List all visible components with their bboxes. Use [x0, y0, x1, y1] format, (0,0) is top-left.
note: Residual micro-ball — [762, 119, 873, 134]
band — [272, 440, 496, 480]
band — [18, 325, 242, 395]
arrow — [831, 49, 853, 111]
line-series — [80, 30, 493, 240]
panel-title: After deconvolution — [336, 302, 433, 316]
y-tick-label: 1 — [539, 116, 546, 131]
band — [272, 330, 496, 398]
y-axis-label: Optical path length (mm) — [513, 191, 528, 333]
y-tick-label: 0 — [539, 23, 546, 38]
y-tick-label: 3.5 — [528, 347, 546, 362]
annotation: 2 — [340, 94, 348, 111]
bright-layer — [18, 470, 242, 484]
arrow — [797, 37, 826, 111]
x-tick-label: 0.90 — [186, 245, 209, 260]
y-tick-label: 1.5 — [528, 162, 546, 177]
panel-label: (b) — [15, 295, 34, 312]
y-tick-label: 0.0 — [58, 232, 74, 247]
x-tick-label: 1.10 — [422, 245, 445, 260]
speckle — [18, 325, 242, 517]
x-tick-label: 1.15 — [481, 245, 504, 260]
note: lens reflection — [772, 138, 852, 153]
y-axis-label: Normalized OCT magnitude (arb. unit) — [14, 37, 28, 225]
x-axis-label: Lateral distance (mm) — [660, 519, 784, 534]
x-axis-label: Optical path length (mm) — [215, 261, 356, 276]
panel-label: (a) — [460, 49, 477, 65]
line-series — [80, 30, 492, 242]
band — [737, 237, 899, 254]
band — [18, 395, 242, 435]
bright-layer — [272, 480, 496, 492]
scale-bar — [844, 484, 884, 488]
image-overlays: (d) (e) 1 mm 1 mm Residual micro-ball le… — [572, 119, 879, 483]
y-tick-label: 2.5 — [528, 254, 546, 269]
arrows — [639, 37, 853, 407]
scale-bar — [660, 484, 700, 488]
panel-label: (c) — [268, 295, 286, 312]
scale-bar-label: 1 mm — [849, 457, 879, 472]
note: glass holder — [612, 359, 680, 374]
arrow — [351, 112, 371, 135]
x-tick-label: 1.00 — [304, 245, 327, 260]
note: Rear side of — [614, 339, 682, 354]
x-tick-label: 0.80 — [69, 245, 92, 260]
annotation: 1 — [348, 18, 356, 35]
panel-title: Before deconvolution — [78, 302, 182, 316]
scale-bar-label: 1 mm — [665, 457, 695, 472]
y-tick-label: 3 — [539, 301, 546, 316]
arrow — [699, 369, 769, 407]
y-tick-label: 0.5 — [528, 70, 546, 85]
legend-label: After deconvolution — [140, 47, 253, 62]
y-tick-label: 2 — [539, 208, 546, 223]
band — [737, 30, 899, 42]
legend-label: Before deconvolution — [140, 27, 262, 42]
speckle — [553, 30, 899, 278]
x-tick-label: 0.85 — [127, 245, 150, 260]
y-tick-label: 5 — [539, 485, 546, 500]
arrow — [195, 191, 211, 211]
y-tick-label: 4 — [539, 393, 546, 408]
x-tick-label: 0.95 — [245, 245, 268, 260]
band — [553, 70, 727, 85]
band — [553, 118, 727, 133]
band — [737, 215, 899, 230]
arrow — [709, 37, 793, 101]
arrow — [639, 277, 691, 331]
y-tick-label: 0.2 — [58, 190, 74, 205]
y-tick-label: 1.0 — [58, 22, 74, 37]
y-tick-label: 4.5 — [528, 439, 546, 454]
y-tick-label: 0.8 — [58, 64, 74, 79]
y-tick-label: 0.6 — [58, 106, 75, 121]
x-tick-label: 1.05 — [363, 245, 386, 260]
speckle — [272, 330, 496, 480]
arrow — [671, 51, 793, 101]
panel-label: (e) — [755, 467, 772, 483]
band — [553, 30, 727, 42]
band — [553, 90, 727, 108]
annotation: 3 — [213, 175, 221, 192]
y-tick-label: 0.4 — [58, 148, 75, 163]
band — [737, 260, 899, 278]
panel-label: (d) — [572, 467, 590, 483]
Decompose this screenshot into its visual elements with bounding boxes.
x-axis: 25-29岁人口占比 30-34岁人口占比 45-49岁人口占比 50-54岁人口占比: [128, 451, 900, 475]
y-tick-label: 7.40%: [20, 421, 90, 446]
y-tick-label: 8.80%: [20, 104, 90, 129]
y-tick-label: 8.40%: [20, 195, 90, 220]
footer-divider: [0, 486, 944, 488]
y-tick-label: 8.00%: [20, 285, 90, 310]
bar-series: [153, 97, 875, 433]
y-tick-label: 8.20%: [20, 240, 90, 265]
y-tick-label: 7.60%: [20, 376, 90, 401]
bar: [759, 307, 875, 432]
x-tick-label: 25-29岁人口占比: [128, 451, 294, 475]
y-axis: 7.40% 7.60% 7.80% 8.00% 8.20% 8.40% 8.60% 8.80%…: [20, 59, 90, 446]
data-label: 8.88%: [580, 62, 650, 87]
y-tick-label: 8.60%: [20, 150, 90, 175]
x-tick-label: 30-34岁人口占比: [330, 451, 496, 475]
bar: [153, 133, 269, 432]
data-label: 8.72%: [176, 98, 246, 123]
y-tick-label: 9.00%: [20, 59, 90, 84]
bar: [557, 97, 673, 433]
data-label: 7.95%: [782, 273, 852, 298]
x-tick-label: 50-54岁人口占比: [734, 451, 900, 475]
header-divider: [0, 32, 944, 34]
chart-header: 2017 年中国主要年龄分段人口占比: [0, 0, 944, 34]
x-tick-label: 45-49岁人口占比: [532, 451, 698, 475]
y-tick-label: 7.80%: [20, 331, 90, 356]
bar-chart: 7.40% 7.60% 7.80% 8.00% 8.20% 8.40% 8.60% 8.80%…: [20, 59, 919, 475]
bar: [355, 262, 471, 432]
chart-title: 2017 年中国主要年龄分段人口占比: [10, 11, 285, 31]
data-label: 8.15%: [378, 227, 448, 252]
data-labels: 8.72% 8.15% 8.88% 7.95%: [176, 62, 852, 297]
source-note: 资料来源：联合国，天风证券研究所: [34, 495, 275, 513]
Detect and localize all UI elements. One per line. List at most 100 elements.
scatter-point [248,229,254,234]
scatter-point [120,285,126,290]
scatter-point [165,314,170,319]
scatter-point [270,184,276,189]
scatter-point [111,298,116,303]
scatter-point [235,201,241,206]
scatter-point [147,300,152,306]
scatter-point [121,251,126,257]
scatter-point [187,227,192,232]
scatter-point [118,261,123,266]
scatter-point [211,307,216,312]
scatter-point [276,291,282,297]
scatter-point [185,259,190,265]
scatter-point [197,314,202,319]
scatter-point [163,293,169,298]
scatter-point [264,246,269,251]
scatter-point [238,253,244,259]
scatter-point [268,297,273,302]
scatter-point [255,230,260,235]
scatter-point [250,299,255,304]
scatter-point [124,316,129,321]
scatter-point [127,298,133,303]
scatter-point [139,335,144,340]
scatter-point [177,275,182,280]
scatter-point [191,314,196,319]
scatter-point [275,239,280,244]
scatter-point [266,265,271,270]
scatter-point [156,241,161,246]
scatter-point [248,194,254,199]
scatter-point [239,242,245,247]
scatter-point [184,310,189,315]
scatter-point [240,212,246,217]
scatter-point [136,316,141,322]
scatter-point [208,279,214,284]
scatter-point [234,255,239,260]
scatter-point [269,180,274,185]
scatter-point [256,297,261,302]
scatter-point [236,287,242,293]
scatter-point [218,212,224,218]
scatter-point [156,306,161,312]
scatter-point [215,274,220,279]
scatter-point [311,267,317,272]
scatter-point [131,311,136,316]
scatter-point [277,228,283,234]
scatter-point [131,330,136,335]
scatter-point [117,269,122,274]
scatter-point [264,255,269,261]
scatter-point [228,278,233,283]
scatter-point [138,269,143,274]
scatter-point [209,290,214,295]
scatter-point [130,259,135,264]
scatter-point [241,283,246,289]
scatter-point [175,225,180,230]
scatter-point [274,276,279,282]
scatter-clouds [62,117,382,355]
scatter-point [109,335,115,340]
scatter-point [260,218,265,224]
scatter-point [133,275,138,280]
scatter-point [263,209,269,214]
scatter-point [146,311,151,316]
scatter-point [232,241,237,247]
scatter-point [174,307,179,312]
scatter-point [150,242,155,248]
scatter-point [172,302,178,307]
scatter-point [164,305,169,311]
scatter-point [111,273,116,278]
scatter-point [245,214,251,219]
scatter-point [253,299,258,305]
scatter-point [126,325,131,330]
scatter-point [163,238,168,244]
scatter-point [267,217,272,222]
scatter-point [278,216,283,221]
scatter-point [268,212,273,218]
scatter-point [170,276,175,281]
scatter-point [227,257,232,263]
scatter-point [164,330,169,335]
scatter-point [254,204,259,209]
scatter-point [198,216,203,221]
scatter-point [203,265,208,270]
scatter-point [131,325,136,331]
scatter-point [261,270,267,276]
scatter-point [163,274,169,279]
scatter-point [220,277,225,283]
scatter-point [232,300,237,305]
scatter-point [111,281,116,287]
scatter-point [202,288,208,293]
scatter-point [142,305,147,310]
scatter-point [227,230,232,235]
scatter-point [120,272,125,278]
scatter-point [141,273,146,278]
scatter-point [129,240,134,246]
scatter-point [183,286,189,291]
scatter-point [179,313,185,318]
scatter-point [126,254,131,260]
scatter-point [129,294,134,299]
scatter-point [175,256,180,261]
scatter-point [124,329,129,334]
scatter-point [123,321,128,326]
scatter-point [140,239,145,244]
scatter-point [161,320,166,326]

------------------------------

### WHAT IS ASKED:
Reproduce the listing word for word, starting at its first line and ending at the line that contains "y-tick-label: 4 — [539, 393, 546, 408]". Include both of those lines.

### SOLUTION FOR THIS EXERCISE:
List all visible components with their bboxes. Use [x0, y0, x1, y1] format, (0,0) is top-left.
note: Residual micro-ball — [762, 119, 873, 134]
band — [272, 440, 496, 480]
band — [18, 325, 242, 395]
arrow — [831, 49, 853, 111]
line-series — [80, 30, 493, 240]
panel-title: After deconvolution — [336, 302, 433, 316]
y-tick-label: 1 — [539, 116, 546, 131]
band — [272, 330, 496, 398]
y-axis-label: Optical path length (mm) — [513, 191, 528, 333]
y-tick-label: 0 — [539, 23, 546, 38]
y-tick-label: 3.5 — [528, 347, 546, 362]
annotation: 2 — [340, 94, 348, 111]
bright-layer — [18, 470, 242, 484]
arrow — [797, 37, 826, 111]
x-tick-label: 0.90 — [186, 245, 209, 260]
y-tick-label: 1.5 — [528, 162, 546, 177]
panel-label: (b) — [15, 295, 34, 312]
y-tick-label: 0.0 — [58, 232, 74, 247]
x-tick-label: 1.10 — [422, 245, 445, 260]
speckle — [18, 325, 242, 517]
x-tick-label: 1.15 — [481, 245, 504, 260]
note: lens reflection — [772, 138, 852, 153]
y-axis-label: Normalized OCT magnitude (arb. unit) — [14, 37, 28, 225]
x-axis-label: Lateral distance (mm) — [660, 519, 784, 534]
x-axis-label: Optical path length (mm) — [215, 261, 356, 276]
panel-label: (a) — [460, 49, 477, 65]
line-series — [80, 30, 492, 242]
band — [737, 237, 899, 254]
band — [18, 395, 242, 435]
bright-layer — [272, 480, 496, 492]
scale-bar — [844, 484, 884, 488]
image-overlays: (d) (e) 1 mm 1 mm Residual micro-ball le… — [572, 119, 879, 483]
y-tick-label: 2.5 — [528, 254, 546, 269]
arrows — [639, 37, 853, 407]
scale-bar — [660, 484, 700, 488]
panel-label: (c) — [268, 295, 286, 312]
scale-bar-label: 1 mm — [849, 457, 879, 472]
note: glass holder — [612, 359, 680, 374]
arrow — [351, 112, 371, 135]
x-tick-label: 1.00 — [304, 245, 327, 260]
note: Rear side of — [614, 339, 682, 354]
x-tick-label: 0.80 — [69, 245, 92, 260]
annotation: 1 — [348, 18, 356, 35]
panel-title: Before deconvolution — [78, 302, 182, 316]
scale-bar-label: 1 mm — [665, 457, 695, 472]
y-tick-label: 3 — [539, 301, 546, 316]
arrow — [699, 369, 769, 407]
y-tick-label: 0.5 — [528, 70, 546, 85]
legend-label: After deconvolution — [140, 47, 253, 62]
y-tick-label: 2 — [539, 208, 546, 223]
band — [737, 30, 899, 42]
legend-label: Before deconvolution — [140, 27, 262, 42]
speckle — [553, 30, 899, 278]
x-tick-label: 0.85 — [127, 245, 150, 260]
y-tick-label: 5 — [539, 485, 546, 500]
arrow — [195, 191, 211, 211]
y-tick-label: 4 — [539, 393, 546, 408]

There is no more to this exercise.